Start INPUT ROWS

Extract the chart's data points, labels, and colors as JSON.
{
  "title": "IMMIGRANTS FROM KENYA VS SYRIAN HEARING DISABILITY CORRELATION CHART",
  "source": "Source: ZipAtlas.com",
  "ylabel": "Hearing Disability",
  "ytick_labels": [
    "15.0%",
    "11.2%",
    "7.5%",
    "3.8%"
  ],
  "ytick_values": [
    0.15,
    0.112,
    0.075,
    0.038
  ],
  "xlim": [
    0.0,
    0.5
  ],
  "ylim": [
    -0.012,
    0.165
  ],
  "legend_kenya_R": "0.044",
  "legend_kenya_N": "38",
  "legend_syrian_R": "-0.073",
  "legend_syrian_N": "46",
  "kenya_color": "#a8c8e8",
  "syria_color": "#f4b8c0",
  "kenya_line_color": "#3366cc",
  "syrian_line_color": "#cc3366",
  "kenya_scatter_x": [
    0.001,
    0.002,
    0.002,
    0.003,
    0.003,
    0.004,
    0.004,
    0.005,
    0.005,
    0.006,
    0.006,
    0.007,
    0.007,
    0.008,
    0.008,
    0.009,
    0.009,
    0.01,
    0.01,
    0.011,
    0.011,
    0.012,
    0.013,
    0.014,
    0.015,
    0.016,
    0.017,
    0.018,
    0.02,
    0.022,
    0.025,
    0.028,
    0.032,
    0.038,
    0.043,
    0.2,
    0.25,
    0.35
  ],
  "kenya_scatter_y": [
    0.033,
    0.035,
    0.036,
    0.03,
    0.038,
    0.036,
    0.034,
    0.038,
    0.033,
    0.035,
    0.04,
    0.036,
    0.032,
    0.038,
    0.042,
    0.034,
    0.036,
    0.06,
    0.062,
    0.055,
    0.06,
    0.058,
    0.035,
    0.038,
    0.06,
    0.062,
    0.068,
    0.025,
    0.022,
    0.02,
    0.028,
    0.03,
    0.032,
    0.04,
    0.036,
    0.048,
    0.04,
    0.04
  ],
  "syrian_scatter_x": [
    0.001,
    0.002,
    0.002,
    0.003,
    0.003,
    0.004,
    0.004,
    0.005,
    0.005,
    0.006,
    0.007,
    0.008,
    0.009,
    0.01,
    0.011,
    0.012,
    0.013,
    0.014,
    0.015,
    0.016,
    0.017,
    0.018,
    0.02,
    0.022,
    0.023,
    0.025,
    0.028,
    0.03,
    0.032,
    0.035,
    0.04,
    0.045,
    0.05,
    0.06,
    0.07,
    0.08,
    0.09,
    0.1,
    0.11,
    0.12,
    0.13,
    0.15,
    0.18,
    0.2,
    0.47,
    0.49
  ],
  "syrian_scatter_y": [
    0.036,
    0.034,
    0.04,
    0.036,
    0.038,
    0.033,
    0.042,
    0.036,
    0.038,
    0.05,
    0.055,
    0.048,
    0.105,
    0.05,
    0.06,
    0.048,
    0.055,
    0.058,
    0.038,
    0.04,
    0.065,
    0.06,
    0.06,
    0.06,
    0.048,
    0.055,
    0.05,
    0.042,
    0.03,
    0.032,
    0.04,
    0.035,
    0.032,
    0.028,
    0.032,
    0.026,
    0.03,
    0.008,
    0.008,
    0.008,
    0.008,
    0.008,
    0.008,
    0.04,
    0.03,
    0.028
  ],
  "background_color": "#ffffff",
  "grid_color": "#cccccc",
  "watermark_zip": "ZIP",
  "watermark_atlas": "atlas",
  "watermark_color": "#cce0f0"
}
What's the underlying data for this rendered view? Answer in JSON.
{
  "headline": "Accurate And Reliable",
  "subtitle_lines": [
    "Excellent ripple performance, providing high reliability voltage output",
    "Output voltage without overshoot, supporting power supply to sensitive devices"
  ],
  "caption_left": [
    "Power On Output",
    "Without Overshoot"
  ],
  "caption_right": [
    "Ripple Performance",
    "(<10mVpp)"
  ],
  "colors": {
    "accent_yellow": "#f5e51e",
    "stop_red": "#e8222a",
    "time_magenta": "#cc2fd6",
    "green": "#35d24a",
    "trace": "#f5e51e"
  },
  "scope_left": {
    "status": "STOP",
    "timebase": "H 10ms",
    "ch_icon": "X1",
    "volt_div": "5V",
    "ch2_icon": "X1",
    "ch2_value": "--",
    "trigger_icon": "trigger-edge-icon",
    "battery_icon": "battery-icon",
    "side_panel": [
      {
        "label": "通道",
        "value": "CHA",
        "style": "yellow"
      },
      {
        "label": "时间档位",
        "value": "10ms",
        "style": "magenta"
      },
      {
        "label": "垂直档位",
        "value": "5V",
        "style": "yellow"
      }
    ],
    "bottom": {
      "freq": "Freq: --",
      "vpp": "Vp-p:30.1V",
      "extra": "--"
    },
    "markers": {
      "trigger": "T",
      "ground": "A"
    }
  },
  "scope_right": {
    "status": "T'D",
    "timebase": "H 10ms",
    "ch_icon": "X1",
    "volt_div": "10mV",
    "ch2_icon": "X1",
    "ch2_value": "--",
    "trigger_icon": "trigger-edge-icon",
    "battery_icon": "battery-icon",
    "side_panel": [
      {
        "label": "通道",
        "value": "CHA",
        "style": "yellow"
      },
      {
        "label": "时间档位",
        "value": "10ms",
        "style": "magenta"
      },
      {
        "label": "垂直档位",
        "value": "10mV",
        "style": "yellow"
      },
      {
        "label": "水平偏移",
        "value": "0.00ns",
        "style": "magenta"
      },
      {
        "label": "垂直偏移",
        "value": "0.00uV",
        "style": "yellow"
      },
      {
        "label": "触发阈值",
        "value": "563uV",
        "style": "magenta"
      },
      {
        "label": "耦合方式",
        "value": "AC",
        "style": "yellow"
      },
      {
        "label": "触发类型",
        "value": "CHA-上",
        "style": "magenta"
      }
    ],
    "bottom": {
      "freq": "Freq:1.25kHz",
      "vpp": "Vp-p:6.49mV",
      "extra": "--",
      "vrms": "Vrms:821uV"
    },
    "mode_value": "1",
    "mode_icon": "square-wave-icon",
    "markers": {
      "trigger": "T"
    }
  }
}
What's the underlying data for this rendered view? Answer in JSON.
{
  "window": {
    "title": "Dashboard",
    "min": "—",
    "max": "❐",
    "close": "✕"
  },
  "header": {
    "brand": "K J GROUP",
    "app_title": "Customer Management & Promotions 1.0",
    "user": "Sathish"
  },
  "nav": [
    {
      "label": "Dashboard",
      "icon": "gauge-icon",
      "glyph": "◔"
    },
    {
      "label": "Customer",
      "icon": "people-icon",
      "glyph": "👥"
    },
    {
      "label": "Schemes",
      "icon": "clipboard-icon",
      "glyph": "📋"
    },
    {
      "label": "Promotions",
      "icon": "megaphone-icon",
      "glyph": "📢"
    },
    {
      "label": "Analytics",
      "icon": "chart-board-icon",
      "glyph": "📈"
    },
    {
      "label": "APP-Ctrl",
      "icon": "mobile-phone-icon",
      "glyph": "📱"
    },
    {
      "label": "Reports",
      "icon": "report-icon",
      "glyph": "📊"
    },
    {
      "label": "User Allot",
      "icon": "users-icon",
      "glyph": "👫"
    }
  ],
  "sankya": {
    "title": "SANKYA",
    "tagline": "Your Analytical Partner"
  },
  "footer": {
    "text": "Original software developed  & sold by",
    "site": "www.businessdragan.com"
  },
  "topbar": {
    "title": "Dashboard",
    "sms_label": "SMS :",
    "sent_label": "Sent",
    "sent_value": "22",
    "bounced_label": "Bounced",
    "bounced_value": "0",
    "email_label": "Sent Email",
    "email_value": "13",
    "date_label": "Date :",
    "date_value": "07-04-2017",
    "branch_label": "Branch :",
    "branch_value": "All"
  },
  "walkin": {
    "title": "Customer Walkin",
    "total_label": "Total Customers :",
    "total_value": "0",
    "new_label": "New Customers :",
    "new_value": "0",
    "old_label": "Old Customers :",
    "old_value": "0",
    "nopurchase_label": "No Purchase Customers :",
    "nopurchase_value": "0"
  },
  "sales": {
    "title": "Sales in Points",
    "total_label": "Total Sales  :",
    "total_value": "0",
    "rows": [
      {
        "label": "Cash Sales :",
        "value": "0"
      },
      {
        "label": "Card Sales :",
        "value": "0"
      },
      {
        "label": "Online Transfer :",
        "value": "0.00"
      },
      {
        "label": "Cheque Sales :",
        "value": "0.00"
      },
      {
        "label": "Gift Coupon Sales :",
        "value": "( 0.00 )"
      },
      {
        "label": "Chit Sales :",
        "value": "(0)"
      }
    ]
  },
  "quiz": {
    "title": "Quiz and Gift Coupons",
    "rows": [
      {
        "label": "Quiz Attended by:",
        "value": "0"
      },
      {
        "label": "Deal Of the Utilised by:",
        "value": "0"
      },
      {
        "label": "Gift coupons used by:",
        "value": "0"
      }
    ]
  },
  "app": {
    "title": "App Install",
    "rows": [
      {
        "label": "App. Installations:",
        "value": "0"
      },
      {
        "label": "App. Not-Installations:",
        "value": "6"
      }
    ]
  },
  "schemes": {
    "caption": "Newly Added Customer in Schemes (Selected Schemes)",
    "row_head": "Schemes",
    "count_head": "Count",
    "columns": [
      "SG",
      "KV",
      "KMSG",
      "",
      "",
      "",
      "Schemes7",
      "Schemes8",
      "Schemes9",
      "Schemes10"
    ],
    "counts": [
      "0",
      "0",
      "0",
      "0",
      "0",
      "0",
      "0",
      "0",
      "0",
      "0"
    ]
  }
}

End INPUT ROWS

### PROBLEM TO WORK ON
Return every line holding the word "Installations" from the records.

### SOLUTION
        "label": "App. Installations:",
        "label": "App. Not-Installations:",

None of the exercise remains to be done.